### TASK REQUIREMENTS
Starting with the line that holds "What text is on this page?", reproduce each line through the last one of the data, exactly as written. Pictures are not copied.
--- begin RAW DATA ---
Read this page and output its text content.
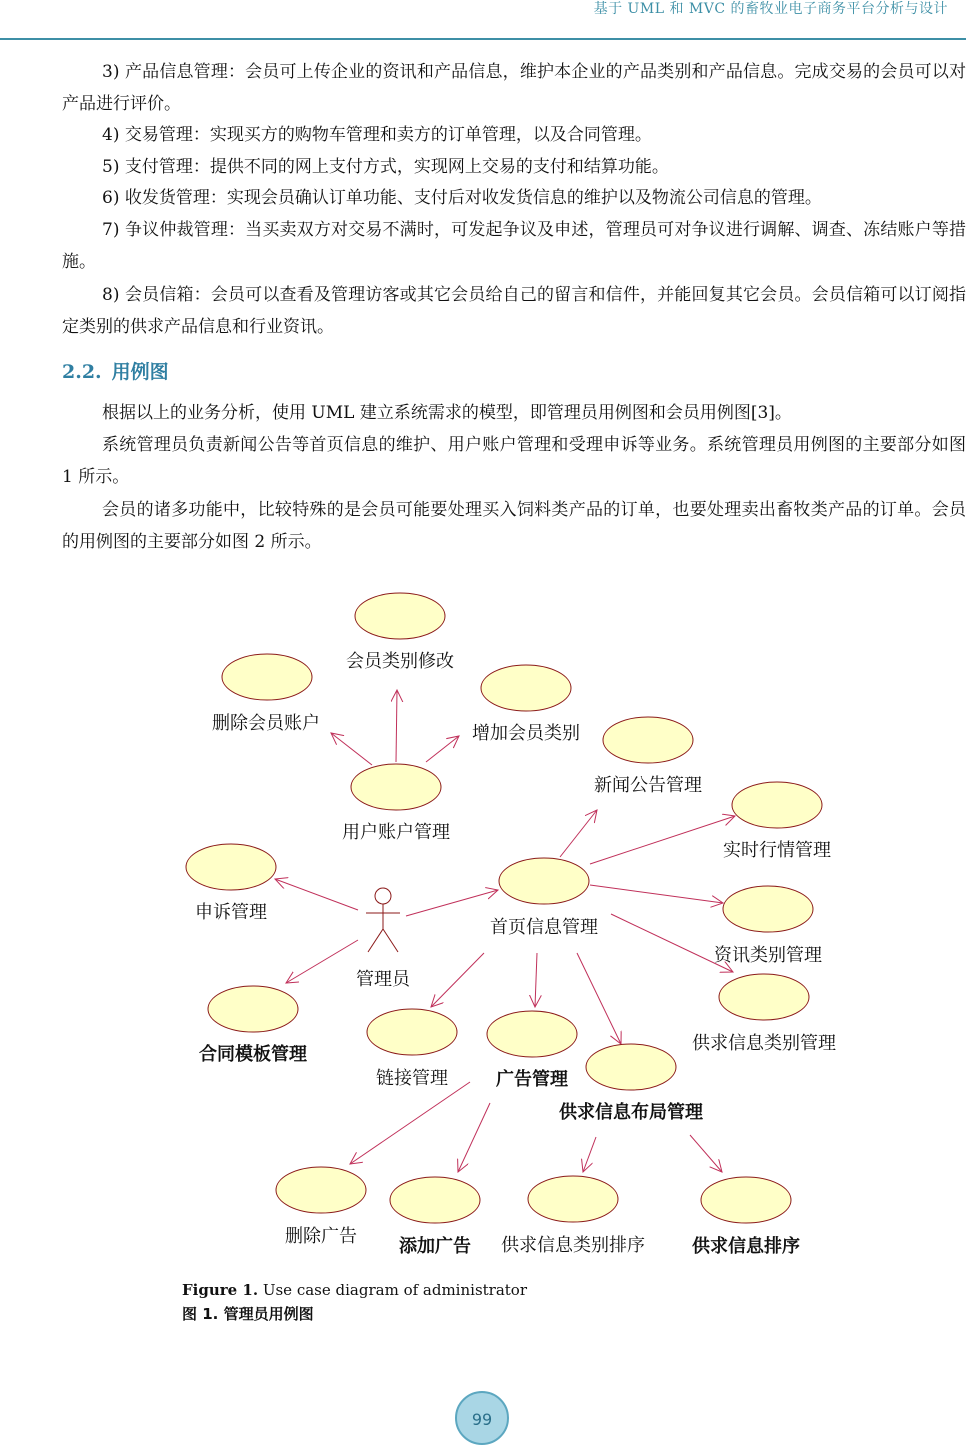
基于 UML 和 MVC 的畜牧业电子商务平台分析与设计

3) 产品信息管理：会员可上传企业的资讯和产品信息，维护本企业的产品类别和产品信息。完成交易的会员可以对产品进行评价。

4) 交易管理：实现买方的购物车管理和卖方的订单管理，以及合同管理。

5) 支付管理：提供不同的网上支付方式，实现网上交易的支付和结算功能。

6) 收发货管理：实现会员确认订单功能、支付后对收发货信息的维护以及物流公司信息的管理。

7) 争议仲裁管理：当买卖双方对交易不满时，可发起争议及申述，管理员可对争议进行调解、调查、冻结账户等措施。

8) 会员信箱：会员可以查看及管理访客或其它会员给自己的留言和信件，并能回复其它会员。会员信箱可以订阅指定类别的供求产品信息和行业资讯。

2.2. 用例图

根据以上的业务分析，使用 UML 建立系统需求的模型，即管理员用例图和会员用例图[3]。

系统管理员负责新闻公告等首页信息的维护、用户账户管理和受理申诉等业务。系统管理员用例图的主要部分如图 1 所示。

会员的诸多功能中，比较特殊的是会员可能要处理买入饲料类产品的订单，也要处理卖出畜牧类产品的订单。会员的用例图的主要部分如图 2 所示。

管理员
会员类别修改
删除会员账户	增加会员类别
新闻公告管理
用户账户管理
实时行情管理
申诉管理
首页信息管理
资讯类别管理
合同模板管理
供求信息类别管理
链接管理	广告管理
供求信息布局管理
删除广告 添加广告 供求信息类别排序	供求信息排序
Figure 1. Use case diagram of administrator
图 1. 管理员用例图
99
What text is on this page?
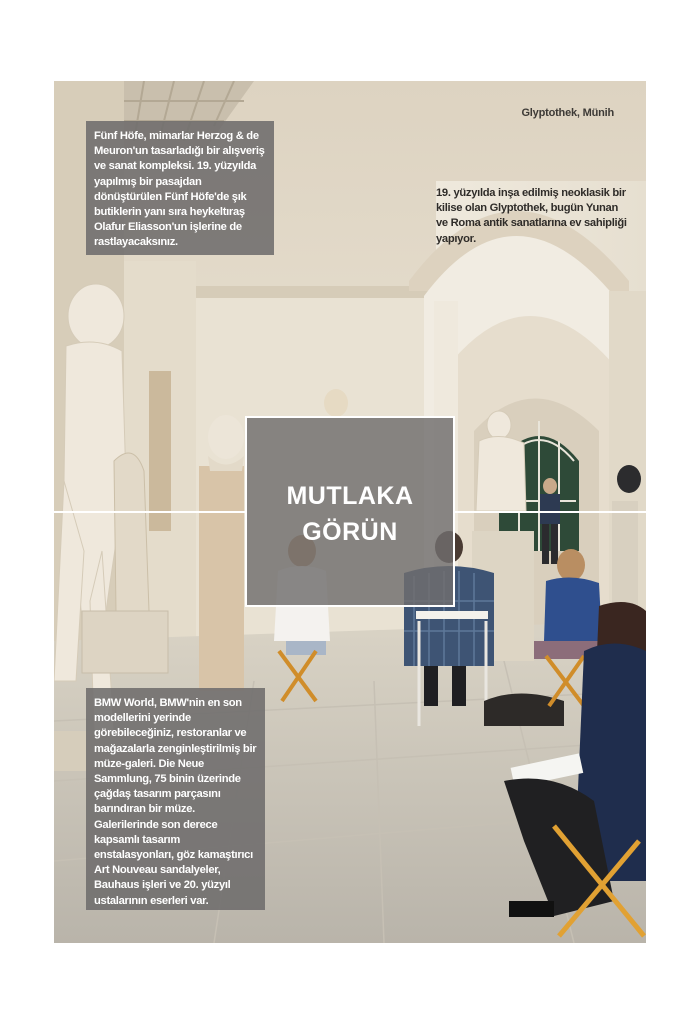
Fünf Höfe, mimarlar Herzog & de Meuron'un tasarladığı bir alışveriş ve sanat kompleksi. 19. yüzyılda yapılmış bir pasajdan dönüştürülen Fünf Höfe'de şık butiklerin yanı sıra heykeltıraş Olafur Eliasson'un işlerine de rastlayacaksınız.

Glyptothek, Münih
19. yüzyılda inşa edilmiş neoklasik bir kilise olan Glyptothek, bugün Yunan ve Roma antik sanatlarına ev sahipliği yapıyor.
MUTLAKA
GÖRÜN

BMW World, BMW'nin en son modellerini yerinde görebileceğiniz, restoranlar ve mağazalarla zenginleştirilmiş bir müze-galeri. Die Neue Sammlung, 75 binin üzerinde çağdaş tasarım parçasını barındıran bir müze. Galerilerinde son derece kapsamlı tasarım enstalasyonları, göz kamaştırıcı Art Nouveau sandalyeler, Bauhaus işleri ve 20. yüzyıl ustalarının eserleri var.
--- end RAW DATA ---
### OUTPUT FOR THIS EXERCISE
What text is on this page?
Fünf Höfe, mimarlar Herzog & de Meuron'un tasarladığı bir alışveriş ve sanat kompleksi. 19. yüzyılda yapılmış bir pasajdan dönüştürülen Fünf Höfe'de şık butiklerin yanı sıra heykeltıraş Olafur Eliasson'un işlerine de rastlayacaksınız.

Glyptothek, Münih
19. yüzyılda inşa edilmiş neoklasik bir kilise olan Glyptothek, bugün Yunan ve Roma antik sanatlarına ev sahipliği yapıyor.
MUTLAKA
GÖRÜN

BMW World, BMW'nin en son modellerini yerinde görebileceğiniz, restoranlar ve mağazalarla zenginleştirilmiş bir müze-galeri. Die Neue Sammlung, 75 binin üzerinde çağdaş tasarım parçasını barındıran bir müze. Galerilerinde son derece kapsamlı tasarım enstalasyonları, göz kamaştırıcı Art Nouveau sandalyeler, Bauhaus işleri ve 20. yüzyıl ustalarının eserleri var.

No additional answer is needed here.